- _STATED EXERCISE_
Write only the number of lines in the records beneath that hold "SQUID".

- _Raw records_
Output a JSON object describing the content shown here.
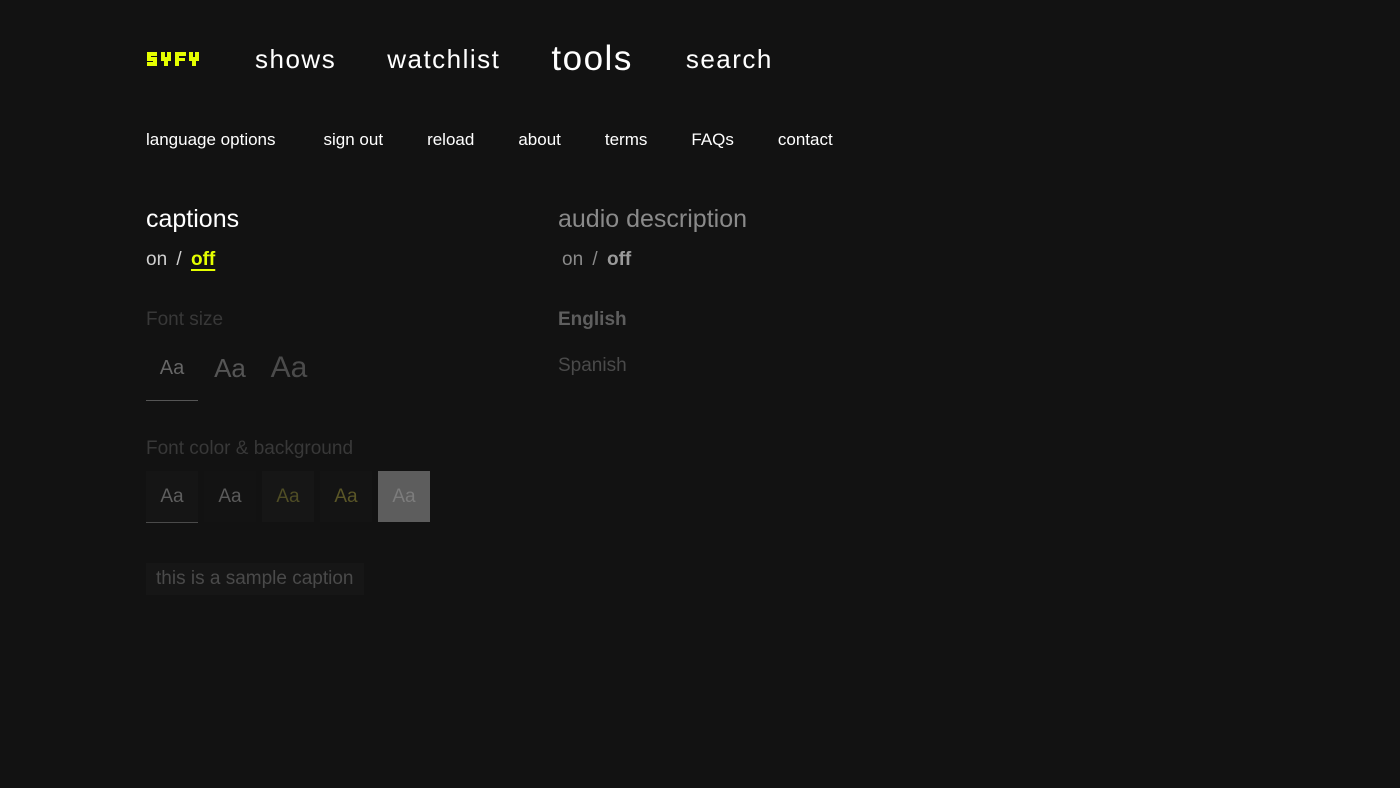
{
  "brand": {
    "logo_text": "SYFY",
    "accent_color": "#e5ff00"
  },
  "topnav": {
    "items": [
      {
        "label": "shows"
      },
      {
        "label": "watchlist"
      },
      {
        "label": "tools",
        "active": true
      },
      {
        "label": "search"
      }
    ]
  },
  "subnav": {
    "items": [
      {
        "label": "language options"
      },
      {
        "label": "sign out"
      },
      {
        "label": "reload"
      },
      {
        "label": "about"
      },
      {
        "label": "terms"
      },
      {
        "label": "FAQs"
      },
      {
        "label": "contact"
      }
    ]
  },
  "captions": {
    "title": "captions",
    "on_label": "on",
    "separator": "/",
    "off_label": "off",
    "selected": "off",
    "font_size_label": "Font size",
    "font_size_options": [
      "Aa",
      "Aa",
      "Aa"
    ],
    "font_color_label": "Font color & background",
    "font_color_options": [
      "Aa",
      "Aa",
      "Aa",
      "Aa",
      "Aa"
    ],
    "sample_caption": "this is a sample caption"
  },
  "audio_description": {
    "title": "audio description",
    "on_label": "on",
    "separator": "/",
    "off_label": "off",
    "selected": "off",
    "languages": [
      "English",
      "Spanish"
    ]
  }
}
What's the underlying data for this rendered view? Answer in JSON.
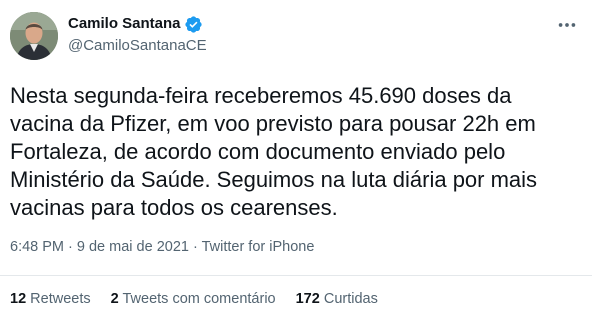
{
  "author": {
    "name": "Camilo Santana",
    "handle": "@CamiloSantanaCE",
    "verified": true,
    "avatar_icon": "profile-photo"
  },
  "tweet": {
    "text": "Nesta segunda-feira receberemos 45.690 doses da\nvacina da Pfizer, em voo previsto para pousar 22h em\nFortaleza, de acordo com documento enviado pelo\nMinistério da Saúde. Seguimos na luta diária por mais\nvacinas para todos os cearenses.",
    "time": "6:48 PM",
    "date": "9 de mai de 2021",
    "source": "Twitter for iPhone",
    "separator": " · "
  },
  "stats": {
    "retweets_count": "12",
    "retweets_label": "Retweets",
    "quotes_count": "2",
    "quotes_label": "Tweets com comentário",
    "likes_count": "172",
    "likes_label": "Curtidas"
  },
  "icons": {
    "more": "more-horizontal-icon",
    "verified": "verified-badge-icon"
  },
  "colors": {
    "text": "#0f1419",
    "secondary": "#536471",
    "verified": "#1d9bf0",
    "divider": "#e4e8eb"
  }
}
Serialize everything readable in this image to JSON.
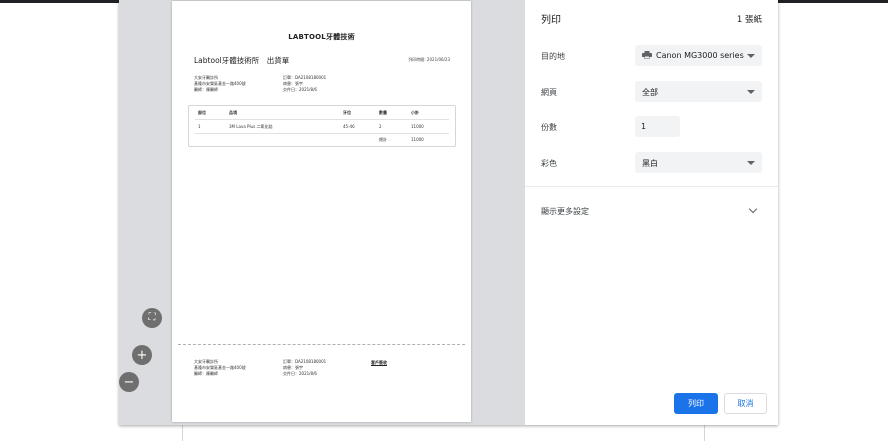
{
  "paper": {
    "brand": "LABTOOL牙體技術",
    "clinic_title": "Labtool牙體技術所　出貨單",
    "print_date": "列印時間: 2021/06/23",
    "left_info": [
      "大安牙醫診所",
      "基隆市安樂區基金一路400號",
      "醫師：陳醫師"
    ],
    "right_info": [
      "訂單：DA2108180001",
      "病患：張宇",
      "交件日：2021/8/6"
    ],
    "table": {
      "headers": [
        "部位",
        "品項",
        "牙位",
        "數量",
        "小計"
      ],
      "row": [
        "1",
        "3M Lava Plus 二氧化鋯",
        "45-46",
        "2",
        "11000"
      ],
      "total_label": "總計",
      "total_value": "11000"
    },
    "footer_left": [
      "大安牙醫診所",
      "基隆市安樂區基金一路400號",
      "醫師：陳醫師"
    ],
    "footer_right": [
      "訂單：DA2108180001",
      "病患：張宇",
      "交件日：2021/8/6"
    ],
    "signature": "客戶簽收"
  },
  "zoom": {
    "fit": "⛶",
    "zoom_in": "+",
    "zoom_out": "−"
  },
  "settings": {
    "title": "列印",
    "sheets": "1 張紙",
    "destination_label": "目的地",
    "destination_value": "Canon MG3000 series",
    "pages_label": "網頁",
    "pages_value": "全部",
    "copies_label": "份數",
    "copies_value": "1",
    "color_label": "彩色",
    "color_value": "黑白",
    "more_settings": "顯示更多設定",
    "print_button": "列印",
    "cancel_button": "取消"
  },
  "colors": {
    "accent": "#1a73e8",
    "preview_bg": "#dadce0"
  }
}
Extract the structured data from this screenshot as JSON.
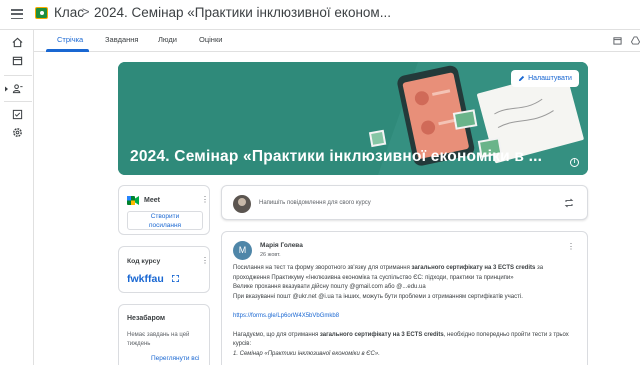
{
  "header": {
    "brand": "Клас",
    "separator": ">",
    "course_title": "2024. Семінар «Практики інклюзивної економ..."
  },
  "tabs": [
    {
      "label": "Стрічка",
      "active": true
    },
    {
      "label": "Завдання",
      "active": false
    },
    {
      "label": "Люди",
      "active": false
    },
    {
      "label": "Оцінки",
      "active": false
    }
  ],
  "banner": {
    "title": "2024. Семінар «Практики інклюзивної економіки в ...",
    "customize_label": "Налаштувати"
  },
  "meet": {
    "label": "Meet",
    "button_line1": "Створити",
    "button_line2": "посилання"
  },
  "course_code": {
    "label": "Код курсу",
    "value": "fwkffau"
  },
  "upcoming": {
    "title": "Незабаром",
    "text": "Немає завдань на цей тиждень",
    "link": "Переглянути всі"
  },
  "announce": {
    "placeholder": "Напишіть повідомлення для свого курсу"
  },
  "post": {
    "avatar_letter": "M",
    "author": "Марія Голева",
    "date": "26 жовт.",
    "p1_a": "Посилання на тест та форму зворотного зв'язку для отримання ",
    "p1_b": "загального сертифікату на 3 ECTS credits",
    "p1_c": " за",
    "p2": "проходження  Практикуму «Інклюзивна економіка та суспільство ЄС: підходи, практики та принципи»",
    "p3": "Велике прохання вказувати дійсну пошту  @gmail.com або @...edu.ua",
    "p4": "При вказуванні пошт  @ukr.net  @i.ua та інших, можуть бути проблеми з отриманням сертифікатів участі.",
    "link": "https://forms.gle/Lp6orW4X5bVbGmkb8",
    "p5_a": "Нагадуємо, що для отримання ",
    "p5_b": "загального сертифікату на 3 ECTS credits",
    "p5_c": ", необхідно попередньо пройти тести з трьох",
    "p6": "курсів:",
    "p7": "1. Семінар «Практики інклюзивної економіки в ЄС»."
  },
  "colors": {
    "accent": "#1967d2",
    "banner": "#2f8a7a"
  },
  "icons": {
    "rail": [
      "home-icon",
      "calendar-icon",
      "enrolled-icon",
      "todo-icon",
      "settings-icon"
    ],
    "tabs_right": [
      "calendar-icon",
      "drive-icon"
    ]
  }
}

* * *

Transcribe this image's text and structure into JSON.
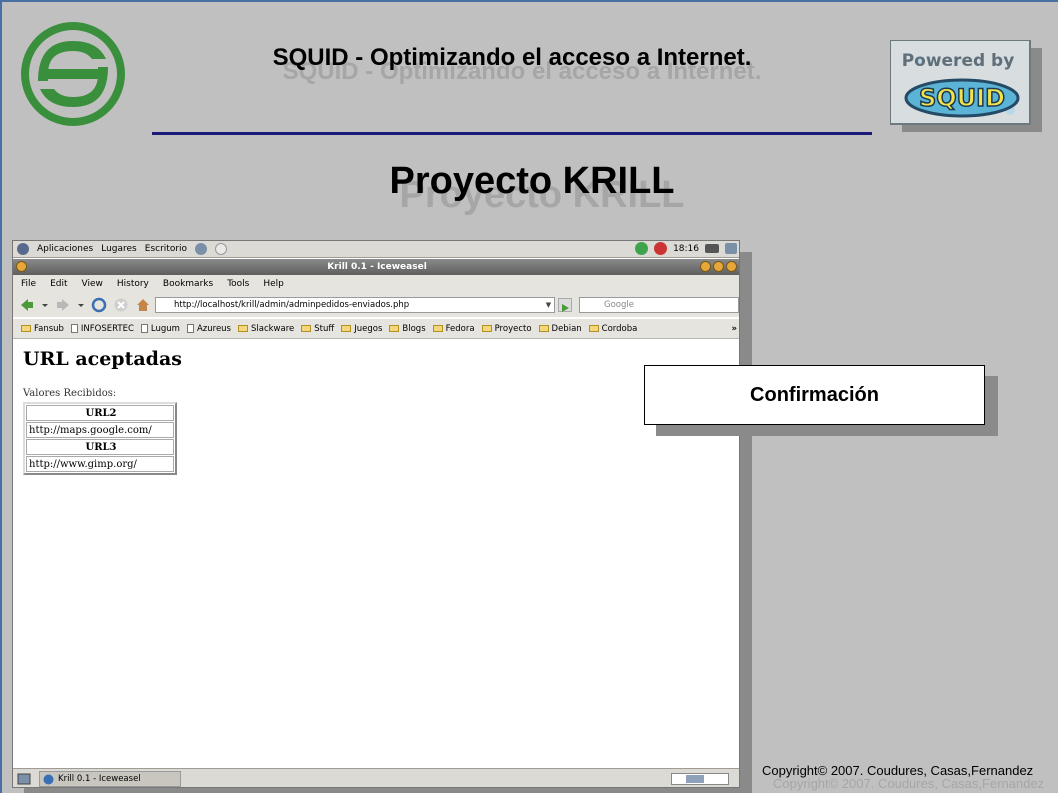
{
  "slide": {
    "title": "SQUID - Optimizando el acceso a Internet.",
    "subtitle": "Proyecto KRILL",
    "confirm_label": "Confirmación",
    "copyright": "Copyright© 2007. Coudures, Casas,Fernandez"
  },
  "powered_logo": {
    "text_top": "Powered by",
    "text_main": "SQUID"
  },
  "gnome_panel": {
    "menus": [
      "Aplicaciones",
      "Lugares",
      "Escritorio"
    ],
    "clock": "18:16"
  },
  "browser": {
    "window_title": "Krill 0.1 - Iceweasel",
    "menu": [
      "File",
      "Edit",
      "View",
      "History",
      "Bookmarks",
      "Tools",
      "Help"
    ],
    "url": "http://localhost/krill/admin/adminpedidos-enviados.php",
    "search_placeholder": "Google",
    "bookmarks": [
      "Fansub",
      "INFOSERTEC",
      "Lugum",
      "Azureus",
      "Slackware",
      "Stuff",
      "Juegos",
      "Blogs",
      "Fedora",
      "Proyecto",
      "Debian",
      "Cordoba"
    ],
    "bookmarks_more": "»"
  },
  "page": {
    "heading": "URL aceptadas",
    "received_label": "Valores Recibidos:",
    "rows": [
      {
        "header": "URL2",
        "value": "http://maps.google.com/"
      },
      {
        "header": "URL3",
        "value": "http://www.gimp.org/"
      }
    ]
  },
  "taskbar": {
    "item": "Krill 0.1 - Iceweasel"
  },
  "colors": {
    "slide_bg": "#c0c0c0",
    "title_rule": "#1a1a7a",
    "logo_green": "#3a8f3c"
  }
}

---

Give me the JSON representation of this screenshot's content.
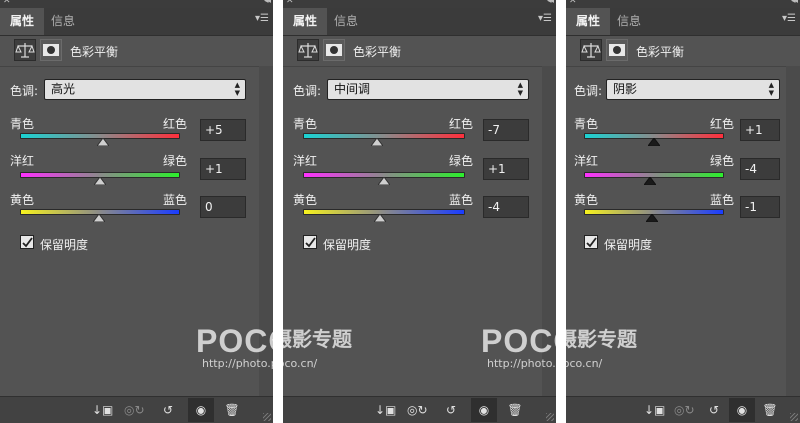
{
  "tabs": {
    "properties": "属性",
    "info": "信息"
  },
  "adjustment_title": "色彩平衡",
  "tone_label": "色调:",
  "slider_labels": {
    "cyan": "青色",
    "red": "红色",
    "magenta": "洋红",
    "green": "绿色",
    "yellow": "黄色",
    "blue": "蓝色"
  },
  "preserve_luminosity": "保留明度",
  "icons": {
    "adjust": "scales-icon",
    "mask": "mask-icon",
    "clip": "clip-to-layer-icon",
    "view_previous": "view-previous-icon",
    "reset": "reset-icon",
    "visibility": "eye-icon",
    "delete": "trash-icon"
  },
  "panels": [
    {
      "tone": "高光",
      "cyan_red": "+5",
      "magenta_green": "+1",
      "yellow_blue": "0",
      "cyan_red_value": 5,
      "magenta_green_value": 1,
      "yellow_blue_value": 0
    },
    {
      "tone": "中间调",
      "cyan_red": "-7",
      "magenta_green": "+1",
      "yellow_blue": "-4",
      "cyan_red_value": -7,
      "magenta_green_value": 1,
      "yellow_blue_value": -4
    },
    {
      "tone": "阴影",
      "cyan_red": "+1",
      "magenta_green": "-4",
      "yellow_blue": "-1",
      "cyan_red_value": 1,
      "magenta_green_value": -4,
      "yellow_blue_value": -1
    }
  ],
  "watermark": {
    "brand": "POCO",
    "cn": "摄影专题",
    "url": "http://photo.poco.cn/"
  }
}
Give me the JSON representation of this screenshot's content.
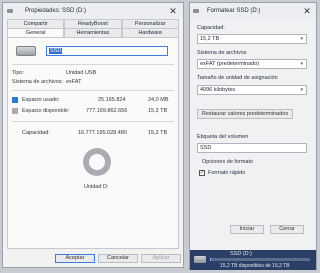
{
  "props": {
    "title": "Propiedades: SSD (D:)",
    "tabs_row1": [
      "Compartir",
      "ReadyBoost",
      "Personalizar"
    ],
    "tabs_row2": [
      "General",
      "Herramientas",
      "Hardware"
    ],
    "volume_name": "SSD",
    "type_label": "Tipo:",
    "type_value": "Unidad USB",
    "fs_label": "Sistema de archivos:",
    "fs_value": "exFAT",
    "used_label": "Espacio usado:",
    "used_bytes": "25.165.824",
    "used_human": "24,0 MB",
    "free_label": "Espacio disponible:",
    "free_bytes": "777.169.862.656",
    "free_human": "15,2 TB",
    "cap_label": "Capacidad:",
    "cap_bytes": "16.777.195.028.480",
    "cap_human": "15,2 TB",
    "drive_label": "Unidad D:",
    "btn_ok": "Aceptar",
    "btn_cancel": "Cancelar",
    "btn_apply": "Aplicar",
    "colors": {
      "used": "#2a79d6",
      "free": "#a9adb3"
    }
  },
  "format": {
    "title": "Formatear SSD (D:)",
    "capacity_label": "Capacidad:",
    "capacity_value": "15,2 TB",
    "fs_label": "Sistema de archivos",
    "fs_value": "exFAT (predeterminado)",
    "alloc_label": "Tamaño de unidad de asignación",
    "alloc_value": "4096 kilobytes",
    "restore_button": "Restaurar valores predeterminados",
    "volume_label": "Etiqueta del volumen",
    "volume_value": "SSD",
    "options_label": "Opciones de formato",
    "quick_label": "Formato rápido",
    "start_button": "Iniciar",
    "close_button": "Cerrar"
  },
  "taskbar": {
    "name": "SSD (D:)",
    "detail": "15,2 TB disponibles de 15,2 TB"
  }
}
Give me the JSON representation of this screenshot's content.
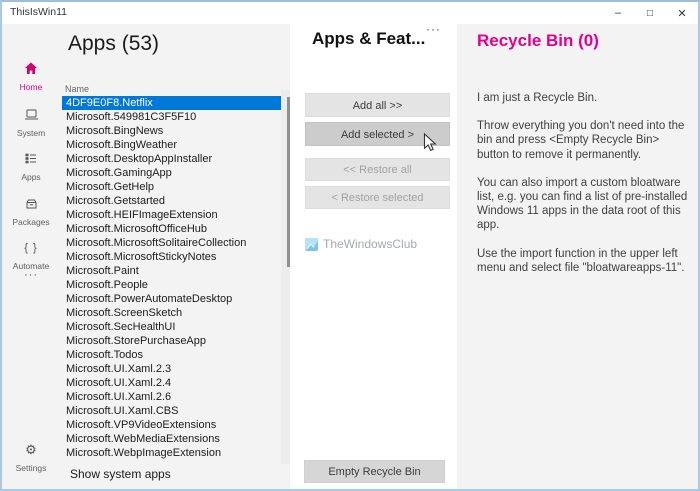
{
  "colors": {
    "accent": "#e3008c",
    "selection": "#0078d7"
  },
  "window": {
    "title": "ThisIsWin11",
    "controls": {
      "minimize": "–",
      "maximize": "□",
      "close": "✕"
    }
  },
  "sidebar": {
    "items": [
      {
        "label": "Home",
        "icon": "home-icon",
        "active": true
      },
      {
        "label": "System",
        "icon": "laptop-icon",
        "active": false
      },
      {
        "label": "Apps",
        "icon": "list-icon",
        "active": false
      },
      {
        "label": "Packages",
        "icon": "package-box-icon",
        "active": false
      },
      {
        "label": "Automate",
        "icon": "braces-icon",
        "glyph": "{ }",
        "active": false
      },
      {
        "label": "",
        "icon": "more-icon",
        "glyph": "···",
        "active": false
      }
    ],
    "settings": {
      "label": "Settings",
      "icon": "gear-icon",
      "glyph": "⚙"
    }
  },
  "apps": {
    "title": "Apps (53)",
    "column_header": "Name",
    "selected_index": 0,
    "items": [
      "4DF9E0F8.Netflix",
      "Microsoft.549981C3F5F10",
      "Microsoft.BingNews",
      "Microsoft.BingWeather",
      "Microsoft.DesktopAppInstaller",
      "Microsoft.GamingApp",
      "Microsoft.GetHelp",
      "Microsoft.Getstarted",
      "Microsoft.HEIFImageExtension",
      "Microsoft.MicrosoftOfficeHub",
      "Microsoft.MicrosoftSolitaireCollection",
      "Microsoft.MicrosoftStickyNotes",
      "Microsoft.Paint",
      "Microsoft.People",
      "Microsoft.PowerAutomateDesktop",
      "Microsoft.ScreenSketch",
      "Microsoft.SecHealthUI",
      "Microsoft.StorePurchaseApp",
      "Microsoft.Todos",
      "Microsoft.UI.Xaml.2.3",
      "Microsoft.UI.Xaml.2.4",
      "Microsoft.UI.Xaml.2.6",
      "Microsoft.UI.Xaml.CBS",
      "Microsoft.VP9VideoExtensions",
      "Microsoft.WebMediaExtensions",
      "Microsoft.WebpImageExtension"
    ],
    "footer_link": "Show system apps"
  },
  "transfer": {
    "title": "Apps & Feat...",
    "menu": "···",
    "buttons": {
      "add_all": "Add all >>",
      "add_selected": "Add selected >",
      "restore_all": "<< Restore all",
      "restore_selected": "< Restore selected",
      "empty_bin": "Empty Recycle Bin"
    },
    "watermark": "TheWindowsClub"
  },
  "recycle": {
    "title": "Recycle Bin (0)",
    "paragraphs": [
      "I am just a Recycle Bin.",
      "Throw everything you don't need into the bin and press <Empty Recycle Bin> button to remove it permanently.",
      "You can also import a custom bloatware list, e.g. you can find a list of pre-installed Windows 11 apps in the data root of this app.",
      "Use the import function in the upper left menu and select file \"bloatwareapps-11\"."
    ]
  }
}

- _ANSWER TO THE EXERCISE_
2